[BEGIN]

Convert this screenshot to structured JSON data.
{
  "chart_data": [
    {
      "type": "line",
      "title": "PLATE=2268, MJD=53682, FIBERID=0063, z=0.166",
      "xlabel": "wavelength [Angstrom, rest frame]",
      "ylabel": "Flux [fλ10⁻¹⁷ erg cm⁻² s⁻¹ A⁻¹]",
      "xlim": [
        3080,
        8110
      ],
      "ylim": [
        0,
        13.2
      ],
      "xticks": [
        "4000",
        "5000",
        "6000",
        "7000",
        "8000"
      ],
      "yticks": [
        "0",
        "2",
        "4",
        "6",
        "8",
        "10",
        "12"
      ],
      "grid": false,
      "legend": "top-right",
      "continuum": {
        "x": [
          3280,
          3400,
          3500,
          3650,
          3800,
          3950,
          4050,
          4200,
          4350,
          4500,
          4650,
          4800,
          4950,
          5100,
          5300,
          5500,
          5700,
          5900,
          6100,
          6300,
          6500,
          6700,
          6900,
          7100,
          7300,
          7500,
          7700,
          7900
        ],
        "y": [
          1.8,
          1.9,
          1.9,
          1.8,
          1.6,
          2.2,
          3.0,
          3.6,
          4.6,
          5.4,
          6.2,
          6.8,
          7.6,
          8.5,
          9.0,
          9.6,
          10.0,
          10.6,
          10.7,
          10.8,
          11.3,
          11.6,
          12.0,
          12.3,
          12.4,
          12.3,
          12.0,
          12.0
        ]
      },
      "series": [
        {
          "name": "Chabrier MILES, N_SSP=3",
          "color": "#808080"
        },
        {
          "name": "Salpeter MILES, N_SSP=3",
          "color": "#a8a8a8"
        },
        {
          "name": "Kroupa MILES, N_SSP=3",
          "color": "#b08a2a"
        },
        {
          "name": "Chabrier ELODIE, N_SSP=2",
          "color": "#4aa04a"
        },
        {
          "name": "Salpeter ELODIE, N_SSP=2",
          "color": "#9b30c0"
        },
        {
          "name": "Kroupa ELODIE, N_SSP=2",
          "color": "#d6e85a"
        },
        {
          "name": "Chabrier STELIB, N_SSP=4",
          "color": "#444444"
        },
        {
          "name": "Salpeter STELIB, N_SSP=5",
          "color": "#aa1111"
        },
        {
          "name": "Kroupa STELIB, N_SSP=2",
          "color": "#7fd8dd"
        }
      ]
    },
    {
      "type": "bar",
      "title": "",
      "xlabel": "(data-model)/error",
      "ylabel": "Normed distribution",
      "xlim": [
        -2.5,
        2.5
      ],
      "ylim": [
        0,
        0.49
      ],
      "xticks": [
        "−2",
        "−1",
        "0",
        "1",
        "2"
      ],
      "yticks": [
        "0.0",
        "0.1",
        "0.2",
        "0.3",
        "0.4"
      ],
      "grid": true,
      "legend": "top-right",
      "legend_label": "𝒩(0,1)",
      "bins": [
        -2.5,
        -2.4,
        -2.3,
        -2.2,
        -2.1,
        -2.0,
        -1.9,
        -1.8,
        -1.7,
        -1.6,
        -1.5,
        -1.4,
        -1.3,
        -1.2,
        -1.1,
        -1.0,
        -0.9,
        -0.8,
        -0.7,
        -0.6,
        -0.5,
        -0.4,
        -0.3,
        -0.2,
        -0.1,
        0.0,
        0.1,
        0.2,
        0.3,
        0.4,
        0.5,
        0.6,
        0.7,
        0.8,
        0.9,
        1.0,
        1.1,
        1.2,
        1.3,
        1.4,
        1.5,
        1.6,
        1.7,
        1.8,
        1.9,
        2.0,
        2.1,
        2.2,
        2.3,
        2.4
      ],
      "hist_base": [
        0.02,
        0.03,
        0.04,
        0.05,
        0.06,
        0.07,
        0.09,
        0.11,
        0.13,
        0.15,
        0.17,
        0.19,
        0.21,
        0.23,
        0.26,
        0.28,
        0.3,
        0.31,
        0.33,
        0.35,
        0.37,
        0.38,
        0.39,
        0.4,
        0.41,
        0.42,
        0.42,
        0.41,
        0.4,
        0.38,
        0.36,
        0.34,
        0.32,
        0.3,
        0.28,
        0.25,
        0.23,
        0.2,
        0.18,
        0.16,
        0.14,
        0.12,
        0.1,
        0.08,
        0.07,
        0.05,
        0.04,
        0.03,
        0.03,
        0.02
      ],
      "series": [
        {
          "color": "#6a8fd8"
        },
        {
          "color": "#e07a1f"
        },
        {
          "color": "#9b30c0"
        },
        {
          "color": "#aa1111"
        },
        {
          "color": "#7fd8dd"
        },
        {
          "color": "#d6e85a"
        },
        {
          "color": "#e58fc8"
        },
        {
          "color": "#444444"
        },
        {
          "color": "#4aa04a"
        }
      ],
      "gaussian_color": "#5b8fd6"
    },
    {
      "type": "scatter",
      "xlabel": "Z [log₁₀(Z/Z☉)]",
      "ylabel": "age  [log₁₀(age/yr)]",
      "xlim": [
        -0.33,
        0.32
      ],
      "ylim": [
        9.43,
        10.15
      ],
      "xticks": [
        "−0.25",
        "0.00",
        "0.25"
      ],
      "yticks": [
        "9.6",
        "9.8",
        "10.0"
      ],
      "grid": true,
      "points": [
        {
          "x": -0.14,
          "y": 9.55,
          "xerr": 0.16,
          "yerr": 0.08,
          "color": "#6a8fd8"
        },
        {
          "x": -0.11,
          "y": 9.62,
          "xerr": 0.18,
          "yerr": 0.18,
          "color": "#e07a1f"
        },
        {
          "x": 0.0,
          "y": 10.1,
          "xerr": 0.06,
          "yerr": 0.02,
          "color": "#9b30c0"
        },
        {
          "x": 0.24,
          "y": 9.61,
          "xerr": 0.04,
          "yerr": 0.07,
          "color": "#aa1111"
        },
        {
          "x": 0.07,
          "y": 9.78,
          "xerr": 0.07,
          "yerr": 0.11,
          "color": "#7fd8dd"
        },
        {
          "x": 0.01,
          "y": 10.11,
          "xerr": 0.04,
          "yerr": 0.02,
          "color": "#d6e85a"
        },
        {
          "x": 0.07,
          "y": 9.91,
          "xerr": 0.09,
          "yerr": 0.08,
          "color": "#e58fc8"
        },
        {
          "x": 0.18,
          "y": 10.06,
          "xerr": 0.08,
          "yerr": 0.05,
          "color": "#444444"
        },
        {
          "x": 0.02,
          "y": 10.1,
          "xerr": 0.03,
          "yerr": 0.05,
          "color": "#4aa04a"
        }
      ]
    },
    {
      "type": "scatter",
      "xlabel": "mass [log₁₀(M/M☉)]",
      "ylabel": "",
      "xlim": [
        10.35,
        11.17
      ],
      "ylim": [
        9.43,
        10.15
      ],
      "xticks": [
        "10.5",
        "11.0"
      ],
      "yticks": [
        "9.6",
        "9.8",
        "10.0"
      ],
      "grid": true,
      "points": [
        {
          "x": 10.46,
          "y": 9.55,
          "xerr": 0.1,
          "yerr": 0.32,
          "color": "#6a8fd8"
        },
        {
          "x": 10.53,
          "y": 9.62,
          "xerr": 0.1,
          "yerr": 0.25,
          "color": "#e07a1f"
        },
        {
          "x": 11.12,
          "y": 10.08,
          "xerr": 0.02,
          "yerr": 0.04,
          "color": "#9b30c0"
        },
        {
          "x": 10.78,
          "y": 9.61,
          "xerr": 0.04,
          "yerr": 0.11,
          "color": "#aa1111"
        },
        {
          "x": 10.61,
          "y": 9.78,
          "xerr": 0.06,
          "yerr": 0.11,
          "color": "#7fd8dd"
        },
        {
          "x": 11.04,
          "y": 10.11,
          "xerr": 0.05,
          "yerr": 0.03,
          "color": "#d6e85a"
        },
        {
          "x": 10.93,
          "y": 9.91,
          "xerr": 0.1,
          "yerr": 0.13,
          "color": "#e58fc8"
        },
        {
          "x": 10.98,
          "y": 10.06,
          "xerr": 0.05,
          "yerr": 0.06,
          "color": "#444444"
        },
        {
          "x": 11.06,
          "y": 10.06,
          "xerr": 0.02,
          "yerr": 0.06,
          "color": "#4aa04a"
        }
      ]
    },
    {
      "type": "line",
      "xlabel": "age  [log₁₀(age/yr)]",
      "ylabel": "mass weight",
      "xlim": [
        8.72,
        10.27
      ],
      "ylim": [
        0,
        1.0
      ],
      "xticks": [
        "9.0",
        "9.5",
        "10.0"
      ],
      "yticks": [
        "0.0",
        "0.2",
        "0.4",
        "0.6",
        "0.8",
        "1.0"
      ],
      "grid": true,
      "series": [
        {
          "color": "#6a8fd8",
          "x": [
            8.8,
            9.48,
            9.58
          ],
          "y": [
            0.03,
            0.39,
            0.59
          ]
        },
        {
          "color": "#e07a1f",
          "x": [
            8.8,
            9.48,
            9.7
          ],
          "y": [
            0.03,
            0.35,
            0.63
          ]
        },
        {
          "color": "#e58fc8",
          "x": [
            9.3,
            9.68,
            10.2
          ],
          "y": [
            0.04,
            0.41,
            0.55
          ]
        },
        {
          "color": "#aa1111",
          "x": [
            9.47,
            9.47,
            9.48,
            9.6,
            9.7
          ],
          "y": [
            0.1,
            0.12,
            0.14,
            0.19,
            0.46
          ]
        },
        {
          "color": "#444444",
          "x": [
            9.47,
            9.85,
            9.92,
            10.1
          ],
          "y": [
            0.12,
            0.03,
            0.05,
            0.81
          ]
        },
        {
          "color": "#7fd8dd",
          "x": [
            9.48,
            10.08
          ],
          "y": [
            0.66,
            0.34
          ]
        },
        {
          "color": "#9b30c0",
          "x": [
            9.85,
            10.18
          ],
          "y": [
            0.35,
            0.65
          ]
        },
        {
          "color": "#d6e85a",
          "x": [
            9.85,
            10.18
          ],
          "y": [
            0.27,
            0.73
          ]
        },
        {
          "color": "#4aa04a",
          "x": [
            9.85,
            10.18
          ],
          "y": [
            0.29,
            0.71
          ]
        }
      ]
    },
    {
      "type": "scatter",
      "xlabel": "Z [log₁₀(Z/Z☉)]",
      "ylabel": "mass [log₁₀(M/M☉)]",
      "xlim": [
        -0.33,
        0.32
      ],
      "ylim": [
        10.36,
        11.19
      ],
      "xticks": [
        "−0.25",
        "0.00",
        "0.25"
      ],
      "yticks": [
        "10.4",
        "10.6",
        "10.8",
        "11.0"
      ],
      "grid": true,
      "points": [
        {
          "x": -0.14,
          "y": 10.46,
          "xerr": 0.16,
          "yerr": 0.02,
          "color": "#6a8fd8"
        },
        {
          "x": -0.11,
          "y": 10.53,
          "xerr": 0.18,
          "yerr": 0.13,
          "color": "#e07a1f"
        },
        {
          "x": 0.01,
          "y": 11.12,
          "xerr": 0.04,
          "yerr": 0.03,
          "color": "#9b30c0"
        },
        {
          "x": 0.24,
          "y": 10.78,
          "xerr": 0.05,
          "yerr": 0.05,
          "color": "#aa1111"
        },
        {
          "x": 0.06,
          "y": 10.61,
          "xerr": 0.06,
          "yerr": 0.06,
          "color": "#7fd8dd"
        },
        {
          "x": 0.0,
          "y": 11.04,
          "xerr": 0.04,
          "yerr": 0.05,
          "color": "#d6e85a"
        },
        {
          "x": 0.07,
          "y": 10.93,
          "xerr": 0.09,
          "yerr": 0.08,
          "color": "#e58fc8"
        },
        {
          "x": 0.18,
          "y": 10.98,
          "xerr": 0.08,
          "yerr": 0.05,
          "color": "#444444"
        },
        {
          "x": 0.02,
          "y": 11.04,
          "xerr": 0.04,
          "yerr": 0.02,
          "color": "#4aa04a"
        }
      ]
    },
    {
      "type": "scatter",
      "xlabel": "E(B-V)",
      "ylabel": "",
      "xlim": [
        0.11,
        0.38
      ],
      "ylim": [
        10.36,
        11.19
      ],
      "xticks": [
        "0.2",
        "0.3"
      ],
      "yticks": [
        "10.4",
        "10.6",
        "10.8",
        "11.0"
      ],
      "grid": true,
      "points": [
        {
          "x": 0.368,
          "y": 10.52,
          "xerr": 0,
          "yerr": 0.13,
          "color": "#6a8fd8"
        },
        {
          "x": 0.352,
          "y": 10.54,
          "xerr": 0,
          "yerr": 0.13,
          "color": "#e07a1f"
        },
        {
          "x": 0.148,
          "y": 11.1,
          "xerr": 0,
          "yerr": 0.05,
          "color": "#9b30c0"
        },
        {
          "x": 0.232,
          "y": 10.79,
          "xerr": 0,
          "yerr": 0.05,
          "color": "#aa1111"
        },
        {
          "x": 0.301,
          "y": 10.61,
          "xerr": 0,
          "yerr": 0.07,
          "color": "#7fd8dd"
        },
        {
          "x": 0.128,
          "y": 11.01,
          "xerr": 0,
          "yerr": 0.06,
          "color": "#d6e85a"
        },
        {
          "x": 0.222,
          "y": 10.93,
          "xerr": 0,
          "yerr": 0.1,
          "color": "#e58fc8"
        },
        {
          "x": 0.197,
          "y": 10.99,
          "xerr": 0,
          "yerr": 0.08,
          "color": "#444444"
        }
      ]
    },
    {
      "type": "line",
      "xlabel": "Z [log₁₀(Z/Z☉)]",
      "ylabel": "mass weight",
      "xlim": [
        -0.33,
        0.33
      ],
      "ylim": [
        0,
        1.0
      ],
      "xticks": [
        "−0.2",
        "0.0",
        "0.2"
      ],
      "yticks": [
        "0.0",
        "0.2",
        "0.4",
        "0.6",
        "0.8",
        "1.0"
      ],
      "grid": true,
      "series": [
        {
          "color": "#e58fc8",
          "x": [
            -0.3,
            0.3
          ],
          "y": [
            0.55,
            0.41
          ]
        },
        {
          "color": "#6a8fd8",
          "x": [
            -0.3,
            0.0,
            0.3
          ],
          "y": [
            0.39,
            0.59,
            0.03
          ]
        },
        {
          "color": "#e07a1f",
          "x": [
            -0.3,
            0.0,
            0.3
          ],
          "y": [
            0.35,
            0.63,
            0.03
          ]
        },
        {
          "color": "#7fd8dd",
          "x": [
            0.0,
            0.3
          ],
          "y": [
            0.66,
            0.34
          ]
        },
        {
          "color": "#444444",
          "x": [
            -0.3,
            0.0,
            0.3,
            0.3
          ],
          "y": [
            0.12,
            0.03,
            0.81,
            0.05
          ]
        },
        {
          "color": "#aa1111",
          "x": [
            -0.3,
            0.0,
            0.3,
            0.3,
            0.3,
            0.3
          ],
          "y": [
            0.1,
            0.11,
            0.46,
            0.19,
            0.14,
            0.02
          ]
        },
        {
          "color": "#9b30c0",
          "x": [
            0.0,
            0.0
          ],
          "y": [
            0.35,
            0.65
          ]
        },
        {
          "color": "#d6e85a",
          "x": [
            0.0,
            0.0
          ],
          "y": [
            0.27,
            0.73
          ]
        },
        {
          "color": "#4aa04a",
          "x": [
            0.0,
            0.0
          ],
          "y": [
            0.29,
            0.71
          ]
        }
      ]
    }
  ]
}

[END]

» **Your objective**:
Say, as a bare number, how many lines in the entries above include the string "mass".

» **Solved problem**:
4